Dataset listings of figures:
## start

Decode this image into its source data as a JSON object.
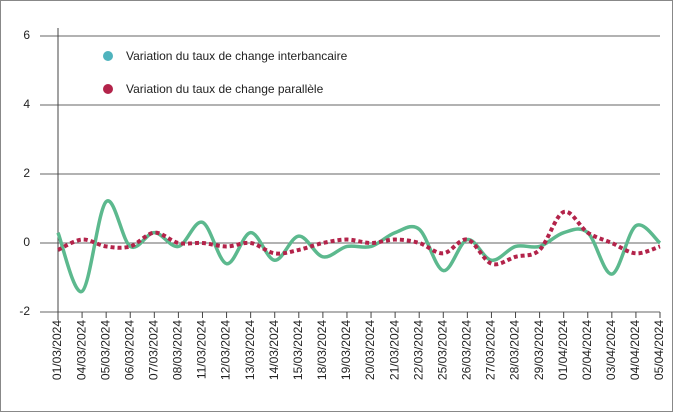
{
  "chart_data": {
    "type": "line",
    "categories": [
      "01/03/2024",
      "04/03/2024",
      "05/03/2024",
      "06/03/2024",
      "07/03/2024",
      "08/03/2024",
      "11/03/2024",
      "12/03/2024",
      "13/03/2024",
      "14/03/2024",
      "15/03/2024",
      "18/03/2024",
      "19/03/2024",
      "20/03/2024",
      "21/03/2024",
      "22/03/2024",
      "25/03/2024",
      "26/03/2024",
      "27/03/2024",
      "28/03/2024",
      "29/03/2024",
      "01/04/2024",
      "02/04/2024",
      "03/04/2024",
      "04/04/2024",
      "05/04/2024"
    ],
    "series": [
      {
        "name": "Variation du taux de change interbancaire",
        "color": "#5cb98e",
        "marker_color": "#4fb3bd",
        "dashed": false,
        "values": [
          0.3,
          -1.4,
          1.2,
          -0.1,
          0.3,
          -0.1,
          0.6,
          -0.6,
          0.3,
          -0.5,
          0.2,
          -0.4,
          -0.1,
          -0.1,
          0.3,
          0.4,
          -0.8,
          0.1,
          -0.5,
          -0.1,
          -0.1,
          0.3,
          0.3,
          -0.9,
          0.5,
          0.0
        ]
      },
      {
        "name": "Variation du taux de change parallèle",
        "color": "#b3234a",
        "marker_color": "#b3234a",
        "dashed": true,
        "values": [
          -0.2,
          0.1,
          -0.1,
          -0.1,
          0.3,
          0,
          0,
          -0.1,
          0,
          -0.3,
          -0.2,
          0,
          0.1,
          0,
          0.1,
          0,
          -0.3,
          0.1,
          -0.6,
          -0.4,
          -0.2,
          0.9,
          0.3,
          0,
          -0.3,
          -0.1
        ]
      }
    ],
    "ylim": [
      -2,
      6
    ],
    "yticks": [
      -2,
      0,
      2,
      4,
      6
    ],
    "grid": true,
    "legend": "upper left"
  }
}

## end

Reproduce each line exactly, please, except for any pictures.

#### [SOLVED EXERCISE]
Decode this image into its source data as a JSON object.
{
  "chart_data": {
    "type": "line",
    "categories": [
      "01/03/2024",
      "04/03/2024",
      "05/03/2024",
      "06/03/2024",
      "07/03/2024",
      "08/03/2024",
      "11/03/2024",
      "12/03/2024",
      "13/03/2024",
      "14/03/2024",
      "15/03/2024",
      "18/03/2024",
      "19/03/2024",
      "20/03/2024",
      "21/03/2024",
      "22/03/2024",
      "25/03/2024",
      "26/03/2024",
      "27/03/2024",
      "28/03/2024",
      "29/03/2024",
      "01/04/2024",
      "02/04/2024",
      "03/04/2024",
      "04/04/2024",
      "05/04/2024"
    ],
    "series": [
      {
        "name": "Variation du taux de change interbancaire",
        "color": "#5cb98e",
        "marker_color": "#4fb3bd",
        "dashed": false,
        "values": [
          0.3,
          -1.4,
          1.2,
          -0.1,
          0.3,
          -0.1,
          0.6,
          -0.6,
          0.3,
          -0.5,
          0.2,
          -0.4,
          -0.1,
          -0.1,
          0.3,
          0.4,
          -0.8,
          0.1,
          -0.5,
          -0.1,
          -0.1,
          0.3,
          0.3,
          -0.9,
          0.5,
          0.0
        ]
      },
      {
        "name": "Variation du taux de change parallèle",
        "color": "#b3234a",
        "marker_color": "#b3234a",
        "dashed": true,
        "values": [
          -0.2,
          0.1,
          -0.1,
          -0.1,
          0.3,
          0,
          0,
          -0.1,
          0,
          -0.3,
          -0.2,
          0,
          0.1,
          0,
          0.1,
          0,
          -0.3,
          0.1,
          -0.6,
          -0.4,
          -0.2,
          0.9,
          0.3,
          0,
          -0.3,
          -0.1
        ]
      }
    ],
    "ylim": [
      -2,
      6
    ],
    "yticks": [
      -2,
      0,
      2,
      4,
      6
    ],
    "grid": true,
    "legend": "upper left"
  }
}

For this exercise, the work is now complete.